> [WHAT THE TASK REQUIRES]
State the number of lines where "在这个时候" appears. Add nothing else.

> [EXTRACTED RECORDS]
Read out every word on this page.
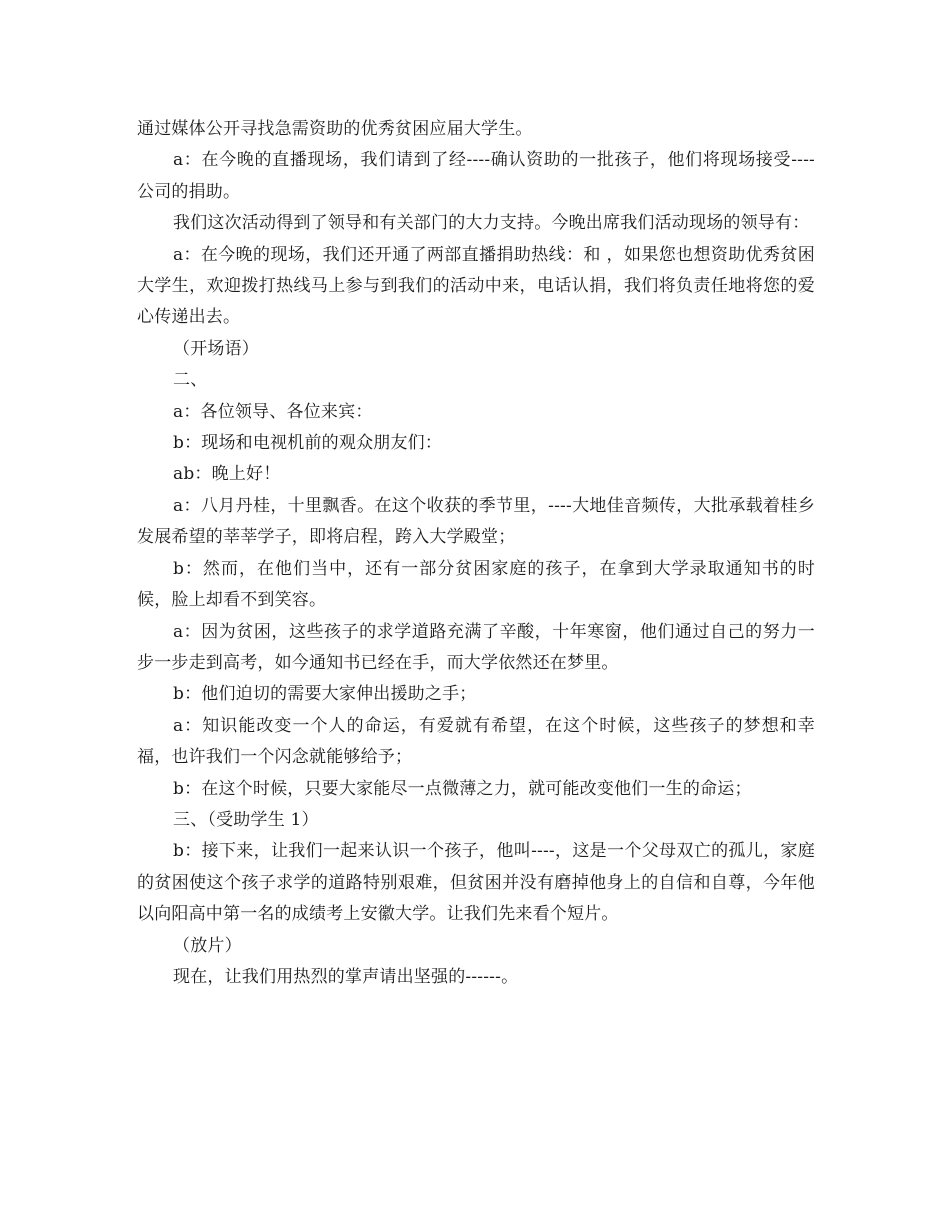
通过媒体公开寻找急需资助的优秀贫困应届大学生。

a：在今晚的直播现场，我们请到了经----确认资助的一批孩子，他们将现场接受----公司的捐助。

我们这次活动得到了领导和有关部门的大力支持。今晚出席我们活动现场的领导有：

a：在今晚的现场，我们还开通了两部直播捐助热线：和 ，如果您也想资助优秀贫困大学生，欢迎拨打热线马上参与到我们的活动中来，电话认捐，我们将负责任地将您的爱心传递出去。

（开场语）

二、

a：各位领导、各位来宾：

b：现场和电视机前的观众朋友们：

ab：晚上好！

a：八月丹桂，十里飘香。在这个收获的季节里，----大地佳音频传，大批承载着桂乡发展希望的莘莘学子，即将启程，跨入大学殿堂；

b：然而，在他们当中，还有一部分贫困家庭的孩子，在拿到大学录取通知书的时候，脸上却看不到笑容。

a：因为贫困，这些孩子的求学道路充满了辛酸，十年寒窗，他们通过自己的努力一步一步走到高考，如今通知书已经在手，而大学依然还在梦里。

b：他们迫切的需要大家伸出援助之手；

a：知识能改变一个人的命运，有爱就有希望，在这个时候，这些孩子的梦想和幸福，也许我们一个闪念就能够给予；

b：在这个时候，只要大家能尽一点微薄之力，就可能改变他们一生的命运；

三、（受助学生 1）

b：接下来，让我们一起来认识一个孩子，他叫----，这是一个父母双亡的孤儿，家庭的贫困使这个孩子求学的道路特别艰难，但贫困并没有磨掉他身上的自信和自尊，今年他以向阳高中第一名的成绩考上安徽大学。让我们先来看个短片。

（放片）

现在，让我们用热烈的掌声请出坚强的------。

> [WRITTEN RESPONSE]
2